STORED DATA:
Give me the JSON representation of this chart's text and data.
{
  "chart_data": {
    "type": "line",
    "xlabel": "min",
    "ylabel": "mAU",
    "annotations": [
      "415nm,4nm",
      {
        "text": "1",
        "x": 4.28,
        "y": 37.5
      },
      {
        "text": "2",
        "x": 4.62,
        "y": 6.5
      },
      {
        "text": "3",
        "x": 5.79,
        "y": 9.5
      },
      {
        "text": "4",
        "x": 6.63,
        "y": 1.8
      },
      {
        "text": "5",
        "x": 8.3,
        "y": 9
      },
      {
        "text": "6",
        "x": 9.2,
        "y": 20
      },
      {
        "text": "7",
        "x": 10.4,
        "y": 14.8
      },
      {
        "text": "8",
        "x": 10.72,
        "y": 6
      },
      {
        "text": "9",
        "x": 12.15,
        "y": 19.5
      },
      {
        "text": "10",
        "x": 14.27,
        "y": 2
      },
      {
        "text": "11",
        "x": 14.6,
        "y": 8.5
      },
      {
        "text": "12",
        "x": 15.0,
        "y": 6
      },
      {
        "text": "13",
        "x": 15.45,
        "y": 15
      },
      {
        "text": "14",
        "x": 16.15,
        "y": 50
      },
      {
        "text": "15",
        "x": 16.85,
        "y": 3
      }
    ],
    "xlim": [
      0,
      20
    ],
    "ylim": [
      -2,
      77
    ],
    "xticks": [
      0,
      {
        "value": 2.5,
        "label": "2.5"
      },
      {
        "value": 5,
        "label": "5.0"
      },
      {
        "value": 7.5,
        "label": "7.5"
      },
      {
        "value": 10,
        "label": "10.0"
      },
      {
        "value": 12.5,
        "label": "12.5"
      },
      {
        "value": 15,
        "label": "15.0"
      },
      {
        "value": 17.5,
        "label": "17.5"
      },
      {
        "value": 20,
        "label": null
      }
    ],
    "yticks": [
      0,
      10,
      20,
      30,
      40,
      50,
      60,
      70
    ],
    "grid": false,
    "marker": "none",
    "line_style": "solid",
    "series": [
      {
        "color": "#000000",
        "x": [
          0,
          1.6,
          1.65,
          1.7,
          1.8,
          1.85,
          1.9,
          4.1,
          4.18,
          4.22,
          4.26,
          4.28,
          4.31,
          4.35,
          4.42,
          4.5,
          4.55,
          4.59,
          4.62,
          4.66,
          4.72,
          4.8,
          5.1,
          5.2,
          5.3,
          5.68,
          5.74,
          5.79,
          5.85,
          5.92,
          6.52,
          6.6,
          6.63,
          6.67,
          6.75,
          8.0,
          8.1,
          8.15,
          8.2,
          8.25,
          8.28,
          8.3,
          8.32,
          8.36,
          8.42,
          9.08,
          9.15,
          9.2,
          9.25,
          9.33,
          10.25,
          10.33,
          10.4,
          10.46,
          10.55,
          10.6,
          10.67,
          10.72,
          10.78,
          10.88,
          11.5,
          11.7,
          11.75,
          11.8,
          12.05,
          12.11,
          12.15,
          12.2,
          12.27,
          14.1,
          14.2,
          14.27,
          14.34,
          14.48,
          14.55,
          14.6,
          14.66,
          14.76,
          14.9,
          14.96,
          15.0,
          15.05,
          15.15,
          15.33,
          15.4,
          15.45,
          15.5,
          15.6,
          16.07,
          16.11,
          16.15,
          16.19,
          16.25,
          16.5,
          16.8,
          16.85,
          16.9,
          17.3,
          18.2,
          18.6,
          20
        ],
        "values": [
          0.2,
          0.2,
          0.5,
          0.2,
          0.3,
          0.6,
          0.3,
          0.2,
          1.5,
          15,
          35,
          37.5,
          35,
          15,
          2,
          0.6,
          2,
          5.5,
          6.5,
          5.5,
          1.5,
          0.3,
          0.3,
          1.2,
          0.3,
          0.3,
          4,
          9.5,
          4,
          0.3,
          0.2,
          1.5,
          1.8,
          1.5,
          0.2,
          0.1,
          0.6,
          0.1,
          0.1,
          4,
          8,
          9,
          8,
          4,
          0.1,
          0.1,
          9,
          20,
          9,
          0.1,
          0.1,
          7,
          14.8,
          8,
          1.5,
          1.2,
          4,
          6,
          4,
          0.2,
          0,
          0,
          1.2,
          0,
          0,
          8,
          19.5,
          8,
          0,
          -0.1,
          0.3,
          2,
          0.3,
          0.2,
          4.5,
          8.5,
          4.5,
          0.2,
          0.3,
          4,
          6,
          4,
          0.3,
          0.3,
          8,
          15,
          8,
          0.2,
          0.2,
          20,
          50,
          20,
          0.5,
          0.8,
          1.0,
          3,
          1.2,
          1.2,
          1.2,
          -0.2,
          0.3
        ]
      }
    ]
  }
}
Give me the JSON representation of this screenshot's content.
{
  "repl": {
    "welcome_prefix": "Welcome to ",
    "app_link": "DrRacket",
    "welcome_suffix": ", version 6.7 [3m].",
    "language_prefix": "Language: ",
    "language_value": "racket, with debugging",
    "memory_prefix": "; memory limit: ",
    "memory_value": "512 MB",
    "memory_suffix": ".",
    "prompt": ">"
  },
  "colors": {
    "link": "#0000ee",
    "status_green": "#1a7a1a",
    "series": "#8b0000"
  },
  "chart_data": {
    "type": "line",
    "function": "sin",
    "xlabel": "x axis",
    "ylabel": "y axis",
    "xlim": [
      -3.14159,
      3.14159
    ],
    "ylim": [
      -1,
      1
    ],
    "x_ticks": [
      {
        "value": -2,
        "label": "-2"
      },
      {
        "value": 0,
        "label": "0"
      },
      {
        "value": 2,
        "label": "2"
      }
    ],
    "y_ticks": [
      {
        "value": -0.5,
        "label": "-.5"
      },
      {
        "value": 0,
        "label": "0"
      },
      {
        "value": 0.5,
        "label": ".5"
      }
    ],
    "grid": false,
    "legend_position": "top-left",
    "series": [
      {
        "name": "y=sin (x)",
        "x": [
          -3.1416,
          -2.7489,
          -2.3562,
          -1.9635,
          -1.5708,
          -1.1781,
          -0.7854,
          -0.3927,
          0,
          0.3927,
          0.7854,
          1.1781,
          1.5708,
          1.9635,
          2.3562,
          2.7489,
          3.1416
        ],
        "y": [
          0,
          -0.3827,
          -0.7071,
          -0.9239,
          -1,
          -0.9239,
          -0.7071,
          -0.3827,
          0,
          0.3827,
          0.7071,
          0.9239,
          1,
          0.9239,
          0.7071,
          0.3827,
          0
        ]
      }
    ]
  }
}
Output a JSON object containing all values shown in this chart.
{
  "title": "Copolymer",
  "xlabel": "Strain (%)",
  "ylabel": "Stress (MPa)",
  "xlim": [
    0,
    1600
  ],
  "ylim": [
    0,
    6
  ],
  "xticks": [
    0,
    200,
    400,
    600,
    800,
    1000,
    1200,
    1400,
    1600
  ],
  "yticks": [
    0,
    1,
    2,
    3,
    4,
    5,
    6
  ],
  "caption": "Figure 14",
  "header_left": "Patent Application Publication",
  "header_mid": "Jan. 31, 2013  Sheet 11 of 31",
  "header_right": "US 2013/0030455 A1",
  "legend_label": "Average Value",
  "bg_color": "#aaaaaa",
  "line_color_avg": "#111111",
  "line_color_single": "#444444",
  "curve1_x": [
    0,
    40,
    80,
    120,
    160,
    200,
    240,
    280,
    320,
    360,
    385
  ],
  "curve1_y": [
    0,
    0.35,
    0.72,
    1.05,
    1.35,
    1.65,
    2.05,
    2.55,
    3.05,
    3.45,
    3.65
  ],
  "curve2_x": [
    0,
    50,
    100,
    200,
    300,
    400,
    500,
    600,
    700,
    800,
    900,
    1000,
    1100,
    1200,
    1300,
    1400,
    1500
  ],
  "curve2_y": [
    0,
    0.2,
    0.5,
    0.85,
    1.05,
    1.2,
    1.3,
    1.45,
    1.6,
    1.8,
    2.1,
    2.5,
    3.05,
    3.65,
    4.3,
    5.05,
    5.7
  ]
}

BRIEF: Output the lines from the line containing "Output a JSON" to the end, both included; add nothing.

THE OUTPUT:
Output a JSON object containing all values shown in this chart.
{
  "title": "Copolymer",
  "xlabel": "Strain (%)",
  "ylabel": "Stress (MPa)",
  "xlim": [
    0,
    1600
  ],
  "ylim": [
    0,
    6
  ],
  "xticks": [
    0,
    200,
    400,
    600,
    800,
    1000,
    1200,
    1400,
    1600
  ],
  "yticks": [
    0,
    1,
    2,
    3,
    4,
    5,
    6
  ],
  "caption": "Figure 14",
  "header_left": "Patent Application Publication",
  "header_mid": "Jan. 31, 2013  Sheet 11 of 31",
  "header_right": "US 2013/0030455 A1",
  "legend_label": "Average Value",
  "bg_color": "#aaaaaa",
  "line_color_avg": "#111111",
  "line_color_single": "#444444",
  "curve1_x": [
    0,
    40,
    80,
    120,
    160,
    200,
    240,
    280,
    320,
    360,
    385
  ],
  "curve1_y": [
    0,
    0.35,
    0.72,
    1.05,
    1.35,
    1.65,
    2.05,
    2.55,
    3.05,
    3.45,
    3.65
  ],
  "curve2_x": [
    0,
    50,
    100,
    200,
    300,
    400,
    500,
    600,
    700,
    800,
    900,
    1000,
    1100,
    1200,
    1300,
    1400,
    1500
  ],
  "curve2_y": [
    0,
    0.2,
    0.5,
    0.85,
    1.05,
    1.2,
    1.3,
    1.45,
    1.6,
    1.8,
    2.1,
    2.5,
    3.05,
    3.65,
    4.3,
    5.05,
    5.7
  ]
}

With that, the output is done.